→ **Data records**:
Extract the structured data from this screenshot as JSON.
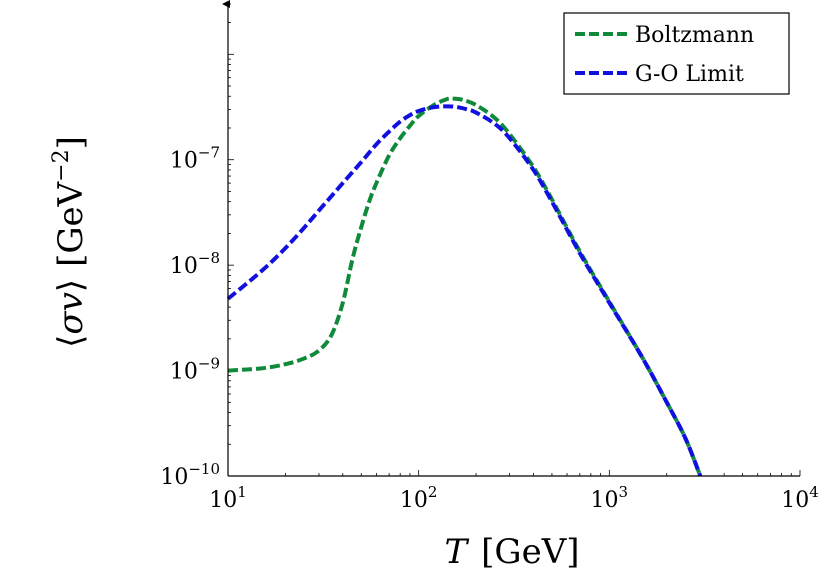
{
  "chart_data": {
    "type": "line",
    "xlabel": "T [GeV]",
    "ylabel": "⟨σv⟩ [GeV−2]",
    "x_scale": "log",
    "y_scale": "log",
    "xlim": [
      10,
      10000
    ],
    "ylim": [
      1e-10,
      3e-06
    ],
    "x_ticks": [
      {
        "value": 10,
        "base": "10",
        "exp": "1"
      },
      {
        "value": 100,
        "base": "10",
        "exp": "2"
      },
      {
        "value": 1000,
        "base": "10",
        "exp": "3"
      },
      {
        "value": 10000,
        "base": "10",
        "exp": "4"
      }
    ],
    "y_ticks": [
      {
        "value": 1e-10,
        "base": "10",
        "exp": "−10"
      },
      {
        "value": 1e-09,
        "base": "10",
        "exp": "−9"
      },
      {
        "value": 1e-08,
        "base": "10",
        "exp": "−8"
      },
      {
        "value": 1e-07,
        "base": "10",
        "exp": "−7"
      }
    ],
    "grid": false,
    "legend_position": "top-right",
    "series": [
      {
        "name": "Boltzmann",
        "color": "#0f8a3a",
        "style": "dashed",
        "points": [
          [
            10,
            1e-09
          ],
          [
            15,
            1.05e-09
          ],
          [
            20,
            1.15e-09
          ],
          [
            25,
            1.3e-09
          ],
          [
            30,
            1.55e-09
          ],
          [
            35,
            2.2e-09
          ],
          [
            40,
            4.4e-09
          ],
          [
            45,
            1.15e-08
          ],
          [
            50,
            2.3e-08
          ],
          [
            55,
            4e-08
          ],
          [
            60,
            6e-08
          ],
          [
            70,
            1.1e-07
          ],
          [
            80,
            1.6e-07
          ],
          [
            90,
            2.1e-07
          ],
          [
            100,
            2.6e-07
          ],
          [
            120,
            3.3e-07
          ],
          [
            140,
            3.75e-07
          ],
          [
            150,
            3.8e-07
          ],
          [
            170,
            3.7e-07
          ],
          [
            200,
            3.3e-07
          ],
          [
            250,
            2.5e-07
          ],
          [
            300,
            1.75e-07
          ],
          [
            400,
            8.5e-08
          ],
          [
            500,
            4.2e-08
          ],
          [
            700,
            1.35e-08
          ],
          [
            1000,
            4.5e-09
          ],
          [
            1500,
            1.3e-09
          ],
          [
            2000,
            5e-10
          ],
          [
            2500,
            2.3e-10
          ],
          [
            3000,
            1e-10
          ]
        ]
      },
      {
        "name": "G-O Limit",
        "color": "#1010e0",
        "style": "dashed",
        "points": [
          [
            10,
            4.8e-09
          ],
          [
            15,
            8.8e-09
          ],
          [
            20,
            1.45e-08
          ],
          [
            25,
            2.25e-08
          ],
          [
            30,
            3.3e-08
          ],
          [
            40,
            6e-08
          ],
          [
            50,
            9.5e-08
          ],
          [
            60,
            1.4e-07
          ],
          [
            70,
            1.85e-07
          ],
          [
            80,
            2.3e-07
          ],
          [
            90,
            2.65e-07
          ],
          [
            100,
            2.9e-07
          ],
          [
            120,
            3.15e-07
          ],
          [
            150,
            3.2e-07
          ],
          [
            180,
            3e-07
          ],
          [
            200,
            2.8e-07
          ],
          [
            250,
            2.2e-07
          ],
          [
            300,
            1.6e-07
          ],
          [
            400,
            8e-08
          ],
          [
            500,
            4e-08
          ],
          [
            700,
            1.3e-08
          ],
          [
            1000,
            4.4e-09
          ],
          [
            1500,
            1.3e-09
          ],
          [
            2000,
            5e-10
          ],
          [
            2500,
            2.3e-10
          ],
          [
            3000,
            1e-10
          ]
        ]
      }
    ]
  }
}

→ **What you need to do**: Leave out all images, then reproduce the entries above exactly.

→ **Right answer**:
Extract the structured data from this screenshot as JSON.
{
  "chart_data": {
    "type": "line",
    "xlabel": "T [GeV]",
    "ylabel": "⟨σv⟩ [GeV−2]",
    "x_scale": "log",
    "y_scale": "log",
    "xlim": [
      10,
      10000
    ],
    "ylim": [
      1e-10,
      3e-06
    ],
    "x_ticks": [
      {
        "value": 10,
        "base": "10",
        "exp": "1"
      },
      {
        "value": 100,
        "base": "10",
        "exp": "2"
      },
      {
        "value": 1000,
        "base": "10",
        "exp": "3"
      },
      {
        "value": 10000,
        "base": "10",
        "exp": "4"
      }
    ],
    "y_ticks": [
      {
        "value": 1e-10,
        "base": "10",
        "exp": "−10"
      },
      {
        "value": 1e-09,
        "base": "10",
        "exp": "−9"
      },
      {
        "value": 1e-08,
        "base": "10",
        "exp": "−8"
      },
      {
        "value": 1e-07,
        "base": "10",
        "exp": "−7"
      }
    ],
    "grid": false,
    "legend_position": "top-right",
    "series": [
      {
        "name": "Boltzmann",
        "color": "#0f8a3a",
        "style": "dashed",
        "points": [
          [
            10,
            1e-09
          ],
          [
            15,
            1.05e-09
          ],
          [
            20,
            1.15e-09
          ],
          [
            25,
            1.3e-09
          ],
          [
            30,
            1.55e-09
          ],
          [
            35,
            2.2e-09
          ],
          [
            40,
            4.4e-09
          ],
          [
            45,
            1.15e-08
          ],
          [
            50,
            2.3e-08
          ],
          [
            55,
            4e-08
          ],
          [
            60,
            6e-08
          ],
          [
            70,
            1.1e-07
          ],
          [
            80,
            1.6e-07
          ],
          [
            90,
            2.1e-07
          ],
          [
            100,
            2.6e-07
          ],
          [
            120,
            3.3e-07
          ],
          [
            140,
            3.75e-07
          ],
          [
            150,
            3.8e-07
          ],
          [
            170,
            3.7e-07
          ],
          [
            200,
            3.3e-07
          ],
          [
            250,
            2.5e-07
          ],
          [
            300,
            1.75e-07
          ],
          [
            400,
            8.5e-08
          ],
          [
            500,
            4.2e-08
          ],
          [
            700,
            1.35e-08
          ],
          [
            1000,
            4.5e-09
          ],
          [
            1500,
            1.3e-09
          ],
          [
            2000,
            5e-10
          ],
          [
            2500,
            2.3e-10
          ],
          [
            3000,
            1e-10
          ]
        ]
      },
      {
        "name": "G-O Limit",
        "color": "#1010e0",
        "style": "dashed",
        "points": [
          [
            10,
            4.8e-09
          ],
          [
            15,
            8.8e-09
          ],
          [
            20,
            1.45e-08
          ],
          [
            25,
            2.25e-08
          ],
          [
            30,
            3.3e-08
          ],
          [
            40,
            6e-08
          ],
          [
            50,
            9.5e-08
          ],
          [
            60,
            1.4e-07
          ],
          [
            70,
            1.85e-07
          ],
          [
            80,
            2.3e-07
          ],
          [
            90,
            2.65e-07
          ],
          [
            100,
            2.9e-07
          ],
          [
            120,
            3.15e-07
          ],
          [
            150,
            3.2e-07
          ],
          [
            180,
            3e-07
          ],
          [
            200,
            2.8e-07
          ],
          [
            250,
            2.2e-07
          ],
          [
            300,
            1.6e-07
          ],
          [
            400,
            8e-08
          ],
          [
            500,
            4e-08
          ],
          [
            700,
            1.3e-08
          ],
          [
            1000,
            4.4e-09
          ],
          [
            1500,
            1.3e-09
          ],
          [
            2000,
            5e-10
          ],
          [
            2500,
            2.3e-10
          ],
          [
            3000,
            1e-10
          ]
        ]
      }
    ]
  }
}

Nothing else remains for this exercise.